Problem to solve »
What lines of the data hold the string "Community"? Pull each one out.

Entries taken from a collection »
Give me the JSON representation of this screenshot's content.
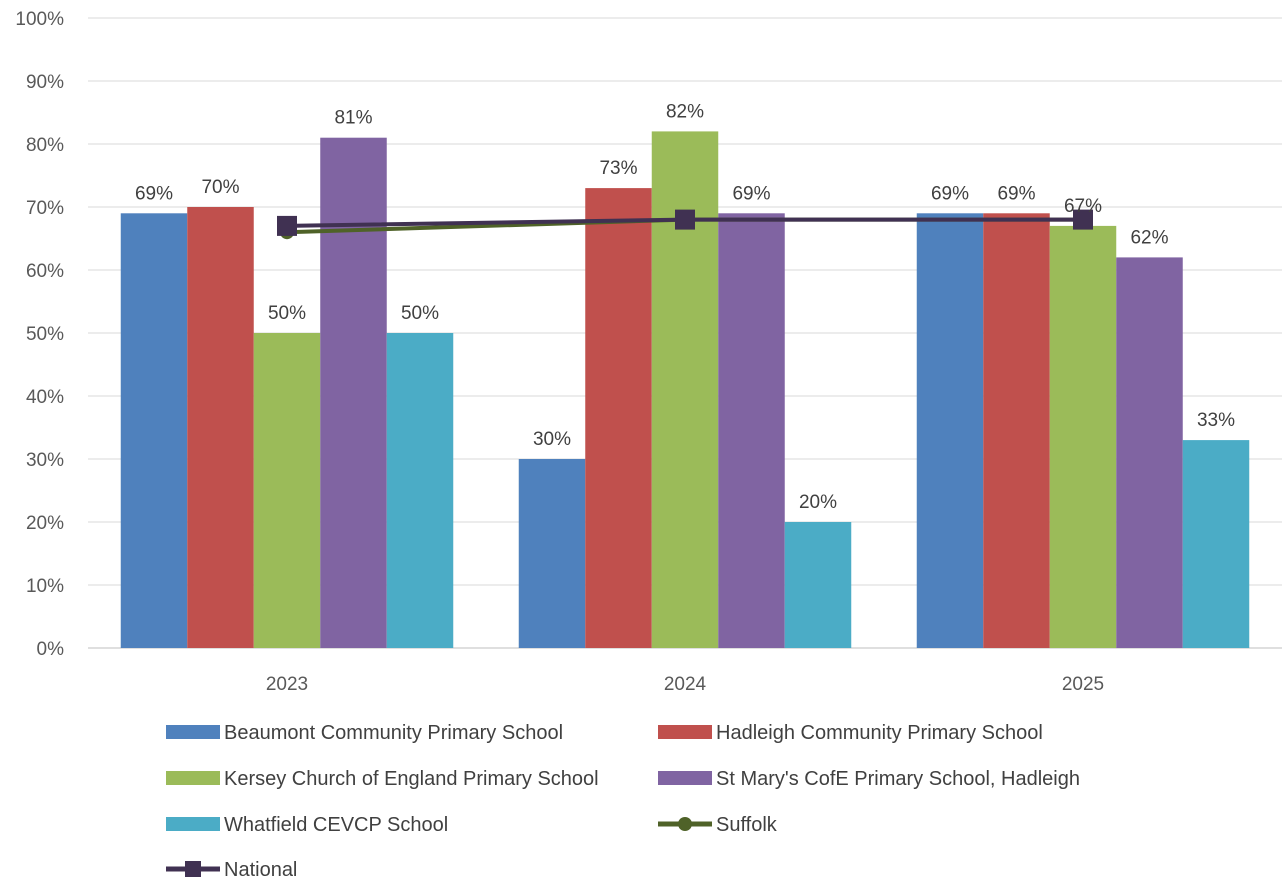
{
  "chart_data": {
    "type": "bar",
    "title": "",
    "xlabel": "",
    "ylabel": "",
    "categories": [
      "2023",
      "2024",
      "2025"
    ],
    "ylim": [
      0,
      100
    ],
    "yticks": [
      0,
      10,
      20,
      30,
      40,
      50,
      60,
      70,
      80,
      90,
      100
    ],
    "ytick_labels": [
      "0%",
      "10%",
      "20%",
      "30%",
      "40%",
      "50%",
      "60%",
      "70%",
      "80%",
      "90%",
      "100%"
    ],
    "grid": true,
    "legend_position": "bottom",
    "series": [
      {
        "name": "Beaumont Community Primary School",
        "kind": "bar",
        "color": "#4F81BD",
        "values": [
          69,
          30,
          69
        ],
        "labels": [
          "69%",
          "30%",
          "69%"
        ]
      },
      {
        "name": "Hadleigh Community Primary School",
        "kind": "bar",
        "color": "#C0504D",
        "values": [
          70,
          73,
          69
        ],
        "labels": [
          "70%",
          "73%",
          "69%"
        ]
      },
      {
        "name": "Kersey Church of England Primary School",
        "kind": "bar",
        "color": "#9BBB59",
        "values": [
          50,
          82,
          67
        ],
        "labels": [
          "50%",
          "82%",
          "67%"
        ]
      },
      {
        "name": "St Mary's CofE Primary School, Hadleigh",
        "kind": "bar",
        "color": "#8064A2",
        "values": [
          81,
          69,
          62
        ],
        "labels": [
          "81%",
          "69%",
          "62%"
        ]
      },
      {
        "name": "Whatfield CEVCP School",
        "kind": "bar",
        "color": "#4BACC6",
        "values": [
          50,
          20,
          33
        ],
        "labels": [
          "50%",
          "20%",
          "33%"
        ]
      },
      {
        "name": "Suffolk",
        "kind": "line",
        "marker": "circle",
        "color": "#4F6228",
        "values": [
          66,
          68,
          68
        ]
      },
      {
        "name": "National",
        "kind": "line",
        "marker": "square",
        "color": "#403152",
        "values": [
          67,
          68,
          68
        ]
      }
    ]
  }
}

Solution below »
        "name": "Beaumont Community Primary School",
        "name": "Hadleigh Community Primary School",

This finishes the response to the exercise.